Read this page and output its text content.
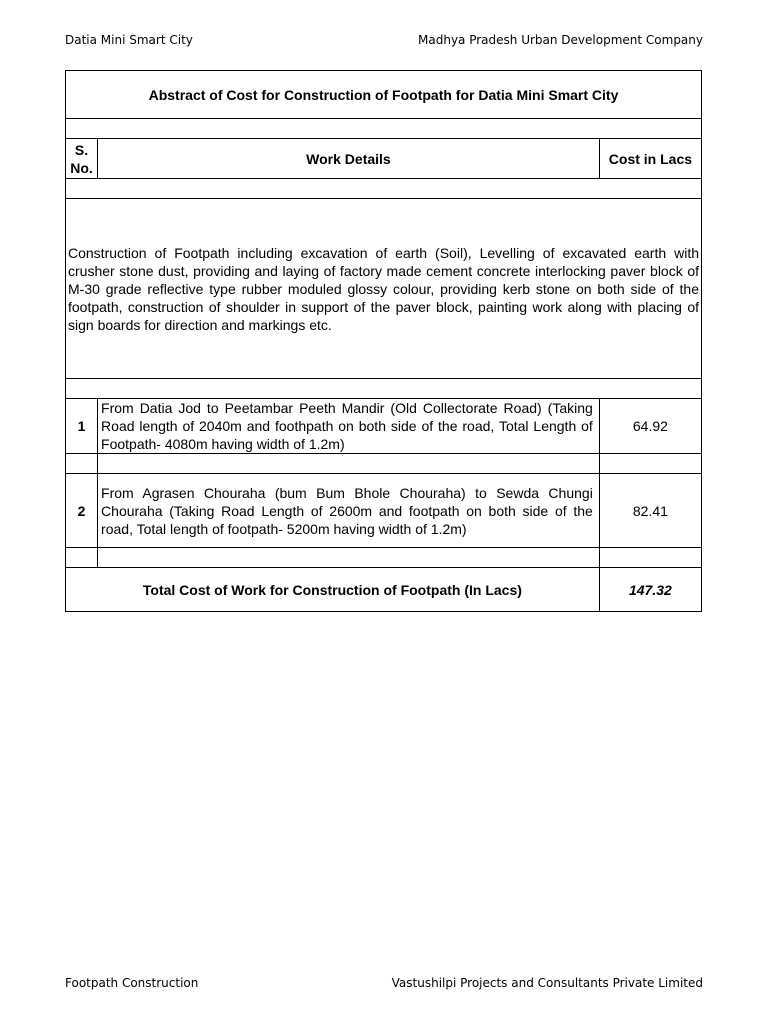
Datia Mini Smart City	Madhya Pradesh Urban Development Company
Abstract of Cost for Construction of Footpath for Datia Mini Smart City		

S. No.	Work Details	Cost in Lacs

Construction of Footpath including excavation of earth (Soil), Levelling of excavated earth with crusher stone dust, providing and laying of factory made cement concrete interlocking paver block of M-30 grade reflective type rubber moduled glossy colour, providing kerb stone on both side of the footpath, construction of shoulder in support of the paver block, painting work along with placing of sign boards for direction and markings etc.		

1	From Datia Jod to Peetambar Peeth Mandir (Old Collectorate Road) (Taking Road length of 2040m and foothpath on both side of the road, Total Length of Footpath- 4080m having width of 1.2m)	64.92

2	From Agrasen Chouraha (bum Bum Bhole Chouraha) to Sewda Chungi Chouraha (Taking Road Length of 2600m and footpath on both side of the road, Total length of footpath- 5200m having width of 1.2m)	82.41

Total Cost of Work for Construction of Footpath (In Lacs)		147.32
Footpath Construction	Vastushilpi Projects and Consultants Private Limited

☆ ☆ ☆

→ **Required work**
Locate each line with the word "Road" and copy it.

→ **Output**
1	From Datia Jod to Peetambar Peeth Mandir (Old Collectorate Road) (Taking Road length of 2040m and foothpath on both side of the road, Total Length of Footpath- 4080m having width of 1.2m)	64.92
2	From Agrasen Chouraha (bum Bum Bhole Chouraha) to Sewda Chungi Chouraha (Taking Road Length of 2600m and footpath on both side of the road, Total length of footpath- 5200m having width of 1.2m)	82.41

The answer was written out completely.